[Stored entries]
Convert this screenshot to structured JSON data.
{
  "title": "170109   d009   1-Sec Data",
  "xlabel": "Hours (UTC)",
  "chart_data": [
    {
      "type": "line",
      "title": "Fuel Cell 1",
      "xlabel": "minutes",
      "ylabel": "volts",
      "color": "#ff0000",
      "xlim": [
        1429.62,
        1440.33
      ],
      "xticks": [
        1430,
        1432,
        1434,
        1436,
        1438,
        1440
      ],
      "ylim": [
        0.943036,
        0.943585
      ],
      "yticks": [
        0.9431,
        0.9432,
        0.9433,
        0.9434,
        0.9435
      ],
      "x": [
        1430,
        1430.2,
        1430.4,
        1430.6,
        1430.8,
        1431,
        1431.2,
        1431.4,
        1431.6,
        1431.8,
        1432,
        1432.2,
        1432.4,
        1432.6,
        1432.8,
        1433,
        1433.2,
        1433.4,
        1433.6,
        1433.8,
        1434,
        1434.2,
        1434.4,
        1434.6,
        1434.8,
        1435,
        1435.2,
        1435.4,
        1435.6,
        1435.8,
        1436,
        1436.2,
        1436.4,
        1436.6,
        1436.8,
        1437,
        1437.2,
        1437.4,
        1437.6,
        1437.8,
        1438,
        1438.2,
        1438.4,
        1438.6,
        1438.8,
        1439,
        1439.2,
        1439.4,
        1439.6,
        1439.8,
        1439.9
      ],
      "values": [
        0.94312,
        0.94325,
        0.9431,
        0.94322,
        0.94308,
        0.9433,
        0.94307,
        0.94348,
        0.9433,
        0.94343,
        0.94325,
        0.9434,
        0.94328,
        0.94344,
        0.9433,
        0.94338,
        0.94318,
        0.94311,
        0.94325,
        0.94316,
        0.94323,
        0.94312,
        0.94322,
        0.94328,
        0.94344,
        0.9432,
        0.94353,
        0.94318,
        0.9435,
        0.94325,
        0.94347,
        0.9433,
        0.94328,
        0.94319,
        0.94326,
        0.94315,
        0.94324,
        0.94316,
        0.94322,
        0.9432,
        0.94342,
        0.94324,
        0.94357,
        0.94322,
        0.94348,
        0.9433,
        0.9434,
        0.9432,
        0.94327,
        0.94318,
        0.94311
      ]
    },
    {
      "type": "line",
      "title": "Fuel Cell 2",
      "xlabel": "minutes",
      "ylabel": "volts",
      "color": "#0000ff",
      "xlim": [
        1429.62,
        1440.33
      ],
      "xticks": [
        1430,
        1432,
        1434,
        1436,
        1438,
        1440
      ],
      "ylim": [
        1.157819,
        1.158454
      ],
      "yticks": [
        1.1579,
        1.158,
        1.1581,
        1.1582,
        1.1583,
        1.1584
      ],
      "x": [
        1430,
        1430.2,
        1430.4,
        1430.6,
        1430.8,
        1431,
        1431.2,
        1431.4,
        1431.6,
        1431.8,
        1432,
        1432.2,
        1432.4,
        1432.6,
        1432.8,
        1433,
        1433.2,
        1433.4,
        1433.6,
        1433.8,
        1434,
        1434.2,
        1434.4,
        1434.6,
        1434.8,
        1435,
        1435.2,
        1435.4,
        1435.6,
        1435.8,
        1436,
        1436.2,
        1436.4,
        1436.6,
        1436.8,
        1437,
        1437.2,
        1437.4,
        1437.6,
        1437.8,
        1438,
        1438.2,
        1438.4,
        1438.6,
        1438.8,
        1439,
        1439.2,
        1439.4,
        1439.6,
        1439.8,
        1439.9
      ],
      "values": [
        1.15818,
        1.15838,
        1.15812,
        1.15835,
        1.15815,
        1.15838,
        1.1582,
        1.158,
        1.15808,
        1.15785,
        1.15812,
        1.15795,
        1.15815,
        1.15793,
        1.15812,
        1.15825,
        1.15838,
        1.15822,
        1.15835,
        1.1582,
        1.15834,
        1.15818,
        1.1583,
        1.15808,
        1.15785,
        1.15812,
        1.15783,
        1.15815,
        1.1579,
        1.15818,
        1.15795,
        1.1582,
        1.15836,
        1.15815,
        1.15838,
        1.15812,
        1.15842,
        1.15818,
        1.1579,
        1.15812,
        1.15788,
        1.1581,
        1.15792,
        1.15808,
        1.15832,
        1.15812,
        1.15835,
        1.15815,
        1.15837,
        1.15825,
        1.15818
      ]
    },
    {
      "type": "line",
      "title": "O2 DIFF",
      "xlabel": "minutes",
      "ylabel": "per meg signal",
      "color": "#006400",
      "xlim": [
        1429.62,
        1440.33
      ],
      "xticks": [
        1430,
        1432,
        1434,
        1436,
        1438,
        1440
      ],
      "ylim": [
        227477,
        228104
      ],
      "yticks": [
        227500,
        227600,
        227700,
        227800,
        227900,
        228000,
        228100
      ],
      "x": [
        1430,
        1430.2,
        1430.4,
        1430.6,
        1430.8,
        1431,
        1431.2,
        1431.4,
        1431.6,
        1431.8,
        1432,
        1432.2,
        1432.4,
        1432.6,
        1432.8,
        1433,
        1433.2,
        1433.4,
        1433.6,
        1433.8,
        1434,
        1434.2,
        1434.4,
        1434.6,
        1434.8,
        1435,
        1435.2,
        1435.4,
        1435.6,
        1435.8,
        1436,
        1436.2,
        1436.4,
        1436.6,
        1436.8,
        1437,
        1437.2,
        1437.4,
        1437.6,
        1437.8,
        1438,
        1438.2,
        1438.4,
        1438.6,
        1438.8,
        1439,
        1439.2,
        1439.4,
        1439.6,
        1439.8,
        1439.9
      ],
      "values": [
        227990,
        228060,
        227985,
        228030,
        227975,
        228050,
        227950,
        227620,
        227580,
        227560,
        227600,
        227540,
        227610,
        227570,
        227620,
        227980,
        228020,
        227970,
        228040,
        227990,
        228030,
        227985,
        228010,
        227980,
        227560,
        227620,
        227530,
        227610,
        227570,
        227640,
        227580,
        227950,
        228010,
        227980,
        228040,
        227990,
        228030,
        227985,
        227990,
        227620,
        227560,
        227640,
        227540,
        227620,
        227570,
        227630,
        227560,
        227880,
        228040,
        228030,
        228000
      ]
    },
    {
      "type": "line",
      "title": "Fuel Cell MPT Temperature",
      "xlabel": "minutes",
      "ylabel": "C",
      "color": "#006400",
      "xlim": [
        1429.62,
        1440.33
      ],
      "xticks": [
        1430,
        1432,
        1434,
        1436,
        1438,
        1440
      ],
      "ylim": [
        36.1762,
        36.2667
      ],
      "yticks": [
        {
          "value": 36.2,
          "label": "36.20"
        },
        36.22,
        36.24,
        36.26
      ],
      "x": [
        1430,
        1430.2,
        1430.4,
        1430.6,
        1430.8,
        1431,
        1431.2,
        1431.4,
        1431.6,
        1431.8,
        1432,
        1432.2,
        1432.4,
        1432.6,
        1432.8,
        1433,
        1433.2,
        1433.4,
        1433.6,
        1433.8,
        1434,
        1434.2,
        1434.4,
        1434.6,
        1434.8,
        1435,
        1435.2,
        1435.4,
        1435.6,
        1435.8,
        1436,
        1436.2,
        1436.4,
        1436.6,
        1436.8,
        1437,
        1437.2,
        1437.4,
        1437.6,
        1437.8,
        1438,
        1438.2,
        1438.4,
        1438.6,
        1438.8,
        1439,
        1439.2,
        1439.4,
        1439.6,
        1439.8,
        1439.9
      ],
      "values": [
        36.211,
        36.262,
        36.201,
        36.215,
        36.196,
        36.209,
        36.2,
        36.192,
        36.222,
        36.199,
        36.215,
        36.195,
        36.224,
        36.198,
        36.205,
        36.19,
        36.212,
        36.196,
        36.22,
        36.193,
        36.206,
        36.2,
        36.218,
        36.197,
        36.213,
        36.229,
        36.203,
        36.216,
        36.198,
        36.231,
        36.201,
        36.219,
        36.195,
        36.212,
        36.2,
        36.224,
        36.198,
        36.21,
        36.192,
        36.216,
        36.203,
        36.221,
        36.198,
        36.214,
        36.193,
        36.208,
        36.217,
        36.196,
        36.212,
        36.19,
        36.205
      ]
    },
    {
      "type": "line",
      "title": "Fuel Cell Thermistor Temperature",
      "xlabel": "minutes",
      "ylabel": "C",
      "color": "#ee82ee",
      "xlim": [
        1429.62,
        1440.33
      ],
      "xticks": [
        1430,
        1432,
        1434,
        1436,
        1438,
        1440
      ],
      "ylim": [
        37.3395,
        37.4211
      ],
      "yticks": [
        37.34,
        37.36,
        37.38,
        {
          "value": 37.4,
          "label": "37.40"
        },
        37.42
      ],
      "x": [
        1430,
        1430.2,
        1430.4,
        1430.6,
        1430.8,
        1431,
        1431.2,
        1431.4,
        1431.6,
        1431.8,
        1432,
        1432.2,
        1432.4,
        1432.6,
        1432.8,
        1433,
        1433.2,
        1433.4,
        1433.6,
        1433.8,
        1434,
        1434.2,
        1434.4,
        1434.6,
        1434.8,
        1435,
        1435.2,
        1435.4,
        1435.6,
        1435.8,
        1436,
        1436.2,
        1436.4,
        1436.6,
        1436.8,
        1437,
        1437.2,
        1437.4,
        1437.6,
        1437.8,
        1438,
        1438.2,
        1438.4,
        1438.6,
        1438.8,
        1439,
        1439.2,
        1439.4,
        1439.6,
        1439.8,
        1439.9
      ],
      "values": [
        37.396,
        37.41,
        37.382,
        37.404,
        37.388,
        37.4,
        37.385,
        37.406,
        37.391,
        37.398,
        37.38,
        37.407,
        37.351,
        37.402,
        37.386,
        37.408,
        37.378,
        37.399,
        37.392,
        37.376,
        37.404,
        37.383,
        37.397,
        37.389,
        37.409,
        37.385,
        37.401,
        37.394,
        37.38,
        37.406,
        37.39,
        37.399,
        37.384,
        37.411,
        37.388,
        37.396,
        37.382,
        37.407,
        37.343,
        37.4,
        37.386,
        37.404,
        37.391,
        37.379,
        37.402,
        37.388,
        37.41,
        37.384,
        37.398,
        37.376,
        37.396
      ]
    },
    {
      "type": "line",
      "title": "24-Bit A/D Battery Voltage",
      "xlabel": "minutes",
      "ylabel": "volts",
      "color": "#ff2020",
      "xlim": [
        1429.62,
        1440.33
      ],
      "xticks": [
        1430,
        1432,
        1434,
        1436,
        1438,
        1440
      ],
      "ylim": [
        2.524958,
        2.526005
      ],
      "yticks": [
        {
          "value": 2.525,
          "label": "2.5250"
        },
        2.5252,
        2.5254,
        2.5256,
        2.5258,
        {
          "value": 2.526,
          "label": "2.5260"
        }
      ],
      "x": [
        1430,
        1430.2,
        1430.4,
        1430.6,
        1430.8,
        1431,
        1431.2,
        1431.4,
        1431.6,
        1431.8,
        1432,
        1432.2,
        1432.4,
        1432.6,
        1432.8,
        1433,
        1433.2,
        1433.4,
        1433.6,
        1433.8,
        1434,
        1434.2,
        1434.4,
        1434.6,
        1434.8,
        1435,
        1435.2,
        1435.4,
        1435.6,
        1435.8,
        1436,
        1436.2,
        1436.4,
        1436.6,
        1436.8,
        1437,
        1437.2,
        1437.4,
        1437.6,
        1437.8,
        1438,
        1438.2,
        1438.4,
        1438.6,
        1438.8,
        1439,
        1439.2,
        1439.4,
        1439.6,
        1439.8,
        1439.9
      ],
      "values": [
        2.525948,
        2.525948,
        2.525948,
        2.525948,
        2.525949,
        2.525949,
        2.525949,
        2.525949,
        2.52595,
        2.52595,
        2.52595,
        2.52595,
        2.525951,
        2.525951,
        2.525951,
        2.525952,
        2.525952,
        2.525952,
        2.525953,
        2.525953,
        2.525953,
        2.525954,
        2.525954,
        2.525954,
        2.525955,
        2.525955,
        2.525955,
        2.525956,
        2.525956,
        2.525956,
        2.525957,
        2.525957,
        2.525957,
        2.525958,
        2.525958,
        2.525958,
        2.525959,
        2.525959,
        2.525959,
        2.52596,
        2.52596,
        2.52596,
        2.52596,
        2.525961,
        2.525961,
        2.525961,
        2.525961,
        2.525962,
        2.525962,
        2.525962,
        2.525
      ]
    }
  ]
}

Exercise instructions: Go through the material above and count the lines that contain "Temperature"; give that number alone.

Result: 2